Problem requirements
Reproduce the data below, replacing every "yolk" with "egg-yolk" and leaving everything else unchanged. Leave the pictures out.

[Start]

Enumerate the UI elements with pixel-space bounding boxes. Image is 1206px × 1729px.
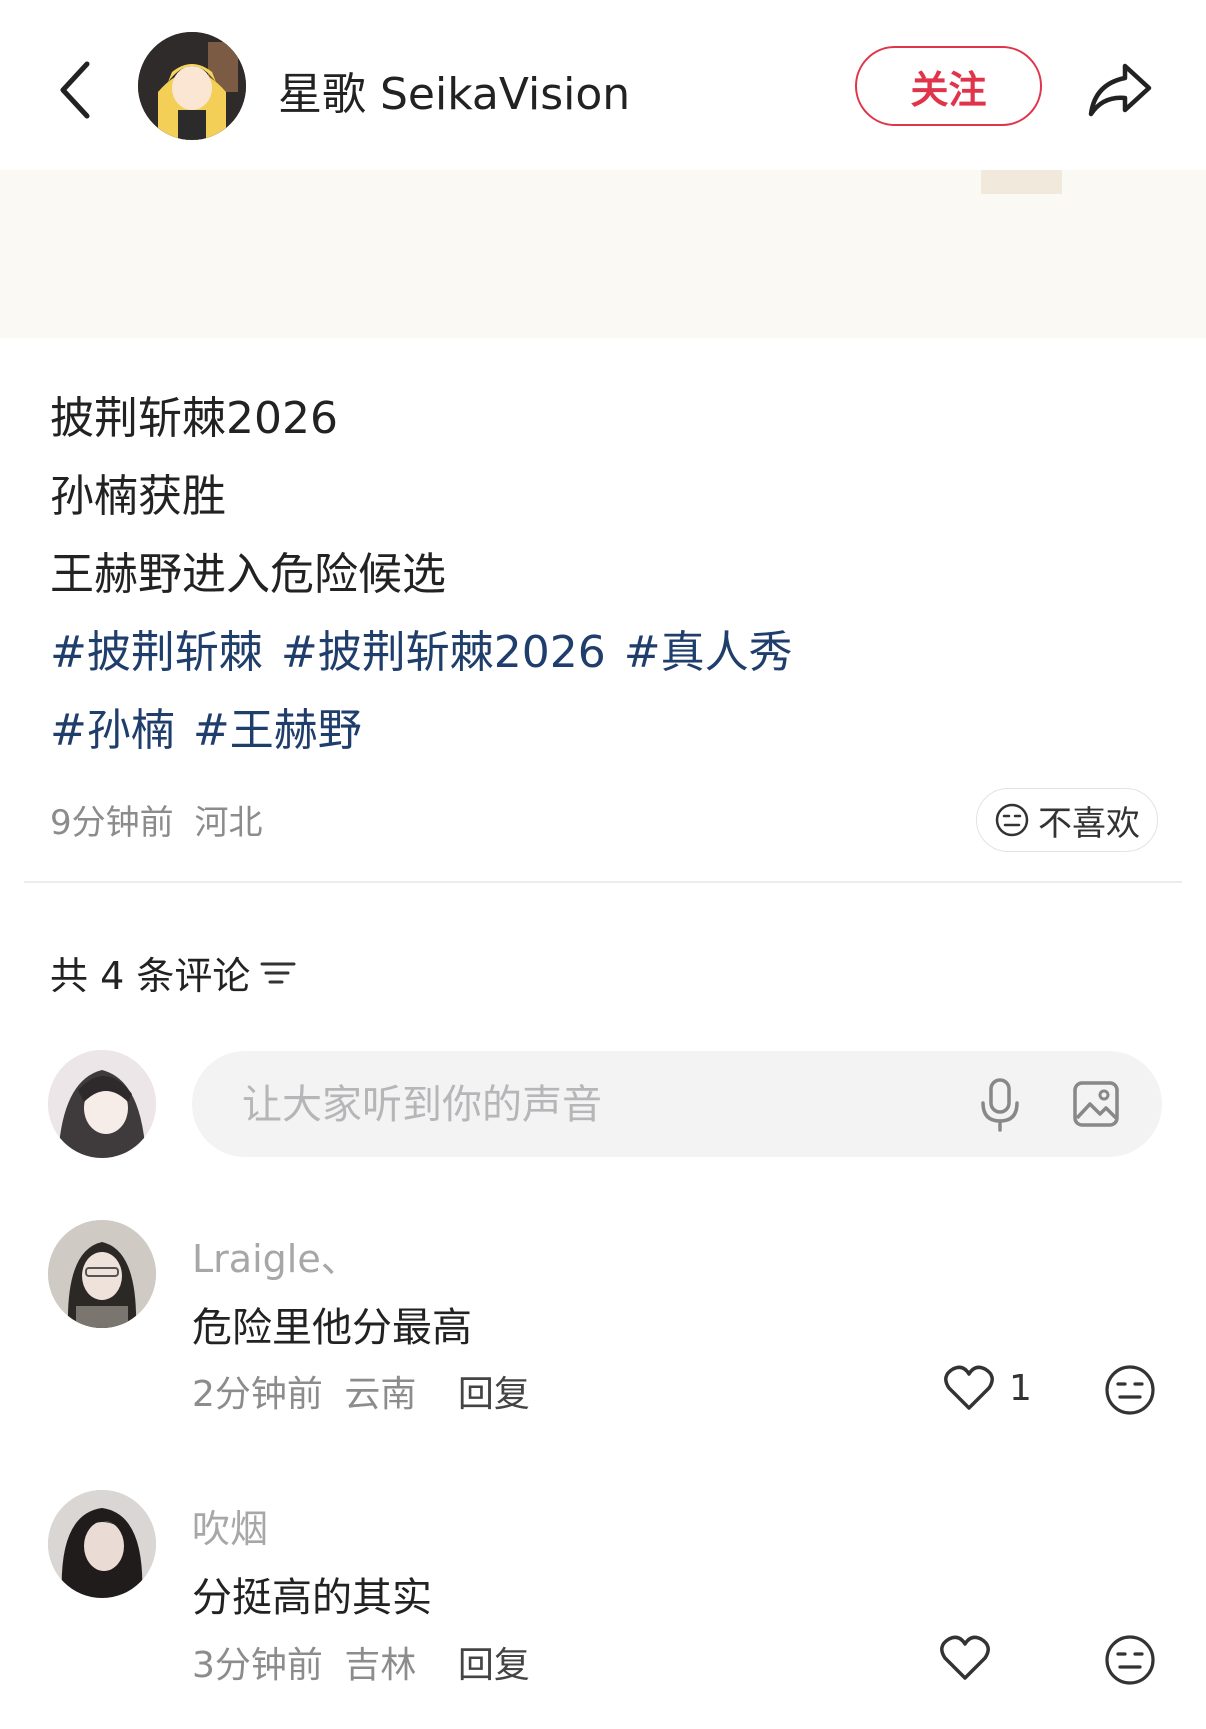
comment-dislike-button[interactable] xyxy=(1104,1634,1156,1690)
like-count: 1 xyxy=(1009,1367,1032,1409)
comment-meta: 3分钟前 吉林 回复 xyxy=(192,1636,530,1688)
comment-count-header[interactable]: 共 4 条评论 xyxy=(50,945,298,1000)
like-button[interactable]: 1 xyxy=(943,1364,1032,1412)
follow-button[interactable]: 关注 xyxy=(855,46,1042,126)
hashtag-link[interactable]: #真人秀 xyxy=(624,627,793,678)
comment-text: 分挺高的其实 xyxy=(192,1575,432,1621)
top-bar: 星歌 SeikaVision 关注 xyxy=(0,0,1206,170)
reply-button[interactable]: 回复 xyxy=(458,1645,530,1686)
meh-face-icon xyxy=(1105,1635,1155,1685)
comment-time: 3分钟前 xyxy=(192,1645,323,1686)
hashtag-link[interactable]: #孙楠 xyxy=(50,705,175,756)
meh-face-icon xyxy=(1105,1365,1155,1415)
comment-username[interactable]: 吹烟 xyxy=(192,1498,268,1553)
my-avatar xyxy=(48,1050,156,1158)
microphone-icon xyxy=(981,1078,1019,1132)
chevron-left-icon xyxy=(60,61,90,119)
author-avatar[interactable] xyxy=(138,32,246,140)
commenter-avatar[interactable] xyxy=(48,1220,156,1328)
post-tags-row-1: #披荆斩棘 #披荆斩棘2026 #真人秀 xyxy=(50,616,811,680)
post-image-accent xyxy=(981,170,1062,194)
dislike-label: 不喜欢 xyxy=(1038,803,1140,844)
like-button[interactable] xyxy=(939,1634,991,1682)
post-tags-row-2: #孙楠 #王赫野 xyxy=(50,694,380,758)
my-avatar-image xyxy=(48,1050,156,1158)
share-arrow-icon xyxy=(1088,63,1152,117)
comment-time: 2分钟前 xyxy=(192,1374,323,1415)
post-meta: 9分钟前 河北 xyxy=(50,795,262,844)
sort-lines-icon xyxy=(260,962,296,983)
hashtag-link[interactable]: #披荆斩棘2026 xyxy=(281,627,606,678)
image-upload-button[interactable] xyxy=(1066,1074,1126,1134)
post-location: 河北 xyxy=(194,803,263,843)
comment-dislike-button[interactable] xyxy=(1104,1364,1156,1420)
comment-location: 吉林 xyxy=(344,1645,417,1686)
post-time: 9分钟前 xyxy=(50,803,174,843)
hashtag-link[interactable]: #披荆斩棘 xyxy=(50,627,263,678)
commenter-avatar[interactable] xyxy=(48,1490,156,1598)
post-text-line-2: 孙楠获胜 xyxy=(50,471,226,522)
comment-count-label: 共 4 条评论 xyxy=(50,954,251,998)
comment-text: 危险里他分最高 xyxy=(192,1305,472,1351)
voice-input-button[interactable] xyxy=(970,1070,1030,1140)
post-image[interactable] xyxy=(0,170,1206,338)
comment-location: 云南 xyxy=(344,1374,417,1415)
share-button[interactable] xyxy=(1078,48,1162,132)
commenter-avatar-image xyxy=(48,1490,156,1598)
author-name[interactable]: 星歌 SeikaVision xyxy=(278,58,630,122)
divider xyxy=(24,881,1182,883)
comment-username[interactable]: Lraigle、 xyxy=(192,1228,359,1283)
meh-face-icon xyxy=(995,803,1029,837)
comment-meta: 2分钟前 云南 回复 xyxy=(192,1365,530,1417)
post-text-line-1: 披荆斩棘2026 xyxy=(50,393,338,444)
commenter-avatar-image xyxy=(48,1220,156,1328)
heart-icon xyxy=(940,1635,990,1680)
heart-icon xyxy=(944,1365,994,1410)
comment-input[interactable] xyxy=(240,1051,944,1159)
author-avatar-image xyxy=(138,32,246,140)
dislike-button[interactable]: 不喜欢 xyxy=(976,788,1158,852)
post-text-line-3: 王赫野进入危险候选 xyxy=(50,549,446,600)
hashtag-link[interactable]: #王赫野 xyxy=(193,705,362,756)
image-icon xyxy=(1073,1081,1119,1127)
reply-button[interactable]: 回复 xyxy=(458,1374,530,1415)
back-button[interactable] xyxy=(40,50,110,130)
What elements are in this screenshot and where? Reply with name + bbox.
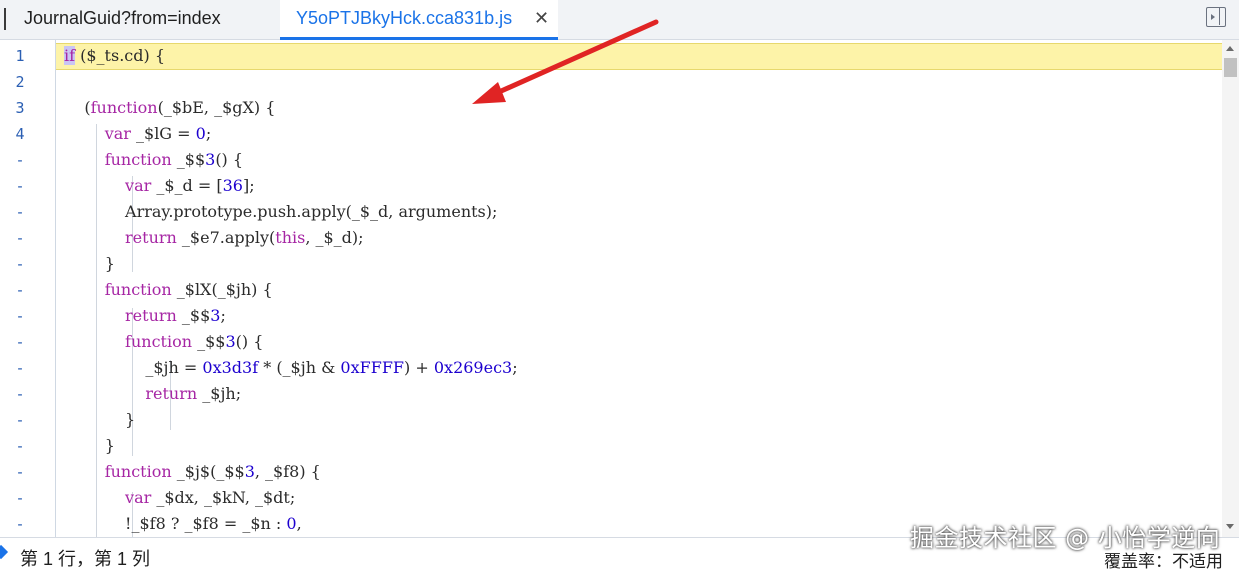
- annotation-arrow: [472, 19, 659, 104]
- watermark-text: 掘金技术社区 @ 小怡学逆向: [910, 524, 1221, 552]
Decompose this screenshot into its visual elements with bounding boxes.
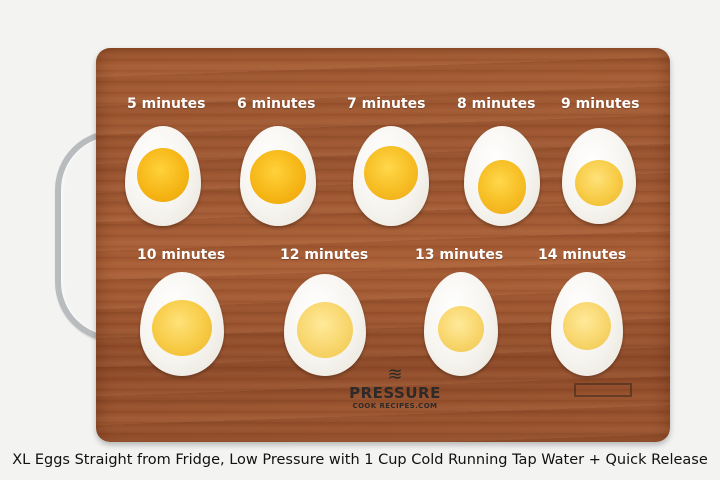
label-5-minutes: 5 minutes [127,96,206,112]
photo-scene: 5 minutes 6 minutes 7 minutes 8 minutes … [0,0,720,480]
yolk [250,150,306,204]
label-14-minutes: 14 minutes [538,247,627,263]
label-9-minutes: 9 minutes [561,96,640,112]
pressure-cook-recipes-logo: ≋ PRESSURE COOK RECIPES.COM [340,364,450,411]
label-10-minutes: 10 minutes [137,247,226,263]
logo-name: PRESSURE [349,384,441,402]
board-brand-stamp [574,383,632,397]
yolk [478,160,526,214]
photo-caption: XL Eggs Straight from Fridge, Low Pressu… [12,452,708,468]
logo-sub: COOK RECIPES.COM [352,402,438,410]
label-12-minutes: 12 minutes [280,247,369,263]
yolk [575,160,623,206]
yolk [364,146,418,200]
yolk [297,302,353,358]
yolk [438,306,484,352]
label-13-minutes: 13 minutes [415,247,504,263]
label-6-minutes: 6 minutes [237,96,316,112]
yolk [152,300,212,356]
steam-icon: ≋ [387,364,403,385]
yolk [137,148,189,202]
yolk [563,302,611,350]
label-8-minutes: 8 minutes [457,96,536,112]
label-7-minutes: 7 minutes [347,96,426,112]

[End]

Output of the task
Enumerate the UI elements with pixel-space bounding boxes. Image is 1206px × 1729px.
comment-dislike-button[interactable] xyxy=(1104,1634,1156,1690)
like-count: 1 xyxy=(1009,1367,1032,1409)
comment-meta: 3分钟前 吉林 回复 xyxy=(192,1636,530,1688)
comment-count-header[interactable]: 共 4 条评论 xyxy=(50,945,298,1000)
like-button[interactable]: 1 xyxy=(943,1364,1032,1412)
follow-button[interactable]: 关注 xyxy=(855,46,1042,126)
hashtag-link[interactable]: #真人秀 xyxy=(624,627,793,678)
comment-text: 分挺高的其实 xyxy=(192,1575,432,1621)
top-bar: 星歌 SeikaVision 关注 xyxy=(0,0,1206,170)
reply-button[interactable]: 回复 xyxy=(458,1645,530,1686)
meh-face-icon xyxy=(1105,1635,1155,1685)
comment-time: 3分钟前 xyxy=(192,1645,323,1686)
hashtag-link[interactable]: #孙楠 xyxy=(50,705,175,756)
meh-face-icon xyxy=(1105,1365,1155,1415)
comment-username[interactable]: 吹烟 xyxy=(192,1498,268,1553)
my-avatar xyxy=(48,1050,156,1158)
microphone-icon xyxy=(981,1078,1019,1132)
chevron-left-icon xyxy=(60,61,90,119)
author-avatar[interactable] xyxy=(138,32,246,140)
commenter-avatar[interactable] xyxy=(48,1220,156,1328)
post-tags-row-1: #披荆斩棘 #披荆斩棘2026 #真人秀 xyxy=(50,616,811,680)
post-image-accent xyxy=(981,170,1062,194)
dislike-label: 不喜欢 xyxy=(1038,803,1140,844)
like-button[interactable] xyxy=(939,1634,991,1682)
post-tags-row-2: #孙楠 #王赫野 xyxy=(50,694,380,758)
my-avatar-image xyxy=(48,1050,156,1158)
share-arrow-icon xyxy=(1088,63,1152,117)
comment-time: 2分钟前 xyxy=(192,1374,323,1415)
post-meta: 9分钟前 河北 xyxy=(50,795,262,844)
sort-lines-icon xyxy=(260,962,296,983)
hashtag-link[interactable]: #披荆斩棘2026 xyxy=(281,627,606,678)
image-upload-button[interactable] xyxy=(1066,1074,1126,1134)
post-location: 河北 xyxy=(194,803,263,843)
comment-dislike-button[interactable] xyxy=(1104,1364,1156,1420)
comment-location: 吉林 xyxy=(344,1645,417,1686)
post-time: 9分钟前 xyxy=(50,803,174,843)
hashtag-link[interactable]: #披荆斩棘 xyxy=(50,627,263,678)
commenter-avatar[interactable] xyxy=(48,1490,156,1598)
post-text-line-2: 孙楠获胜 xyxy=(50,471,226,522)
comment-count-label: 共 4 条评论 xyxy=(50,954,251,998)
comment-text: 危险里他分最高 xyxy=(192,1305,472,1351)
voice-input-button[interactable] xyxy=(970,1070,1030,1140)
post-image[interactable] xyxy=(0,170,1206,338)
comment-location: 云南 xyxy=(344,1374,417,1415)
share-button[interactable] xyxy=(1078,48,1162,132)
commenter-avatar-image xyxy=(48,1490,156,1598)
author-name[interactable]: 星歌 SeikaVision xyxy=(278,58,630,122)
divider xyxy=(24,881,1182,883)
comment-username[interactable]: Lraigle、 xyxy=(192,1228,359,1283)
meh-face-icon xyxy=(995,803,1029,837)
comment-meta: 2分钟前 云南 回复 xyxy=(192,1365,530,1417)
post-text-line-1: 披荆斩棘2026 xyxy=(50,393,338,444)
commenter-avatar-image xyxy=(48,1220,156,1328)
heart-icon xyxy=(940,1635,990,1680)
heart-icon xyxy=(944,1365,994,1410)
comment-input[interactable] xyxy=(240,1051,944,1159)
author-avatar-image xyxy=(138,32,246,140)
dislike-button[interactable]: 不喜欢 xyxy=(976,788,1158,852)
post-text-line-3: 王赫野进入危险候选 xyxy=(50,549,446,600)
hashtag-link[interactable]: #王赫野 xyxy=(193,705,362,756)
image-icon xyxy=(1073,1081,1119,1127)
reply-button[interactable]: 回复 xyxy=(458,1374,530,1415)
back-button[interactable] xyxy=(40,50,110,130)
What elements are in this screenshot and where? Reply with name + bbox.
- annotation-arrow: [472, 19, 659, 104]
- watermark-text: 掘金技术社区 @ 小怡学逆向: [910, 524, 1221, 552]
Decompose this screenshot into its visual elements with bounding boxes.
label-5-minutes: 5 minutes [127,96,206,112]
photo-scene: 5 minutes 6 minutes 7 minutes 8 minutes … [0,0,720,480]
egg-yolk [250,150,306,204]
label-14-minutes: 14 minutes [538,247,627,263]
label-9-minutes: 9 minutes [561,96,640,112]
pressure-cook-recipes-logo: ≋ PRESSURE COOK RECIPES.COM [340,364,450,411]
label-10-minutes: 10 minutes [137,247,226,263]
logo-name: PRESSURE [349,384,441,402]
board-brand-stamp [574,383,632,397]
egg-yolk [478,160,526,214]
photo-caption: XL Eggs Straight from Fridge, Low Pressu… [12,452,708,468]
logo-sub: COOK RECIPES.COM [352,402,438,410]
label-12-minutes: 12 minutes [280,247,369,263]
egg-yolk [575,160,623,206]
egg-yolk [364,146,418,200]
egg-yolk [297,302,353,358]
egg-yolk [438,306,484,352]
label-13-minutes: 13 minutes [415,247,504,263]
label-6-minutes: 6 minutes [237,96,316,112]
egg-yolk [152,300,212,356]
steam-icon: ≋ [387,364,403,385]
egg-yolk [137,148,189,202]
egg-yolk [563,302,611,350]
label-8-minutes: 8 minutes [457,96,536,112]
label-7-minutes: 7 minutes [347,96,426,112]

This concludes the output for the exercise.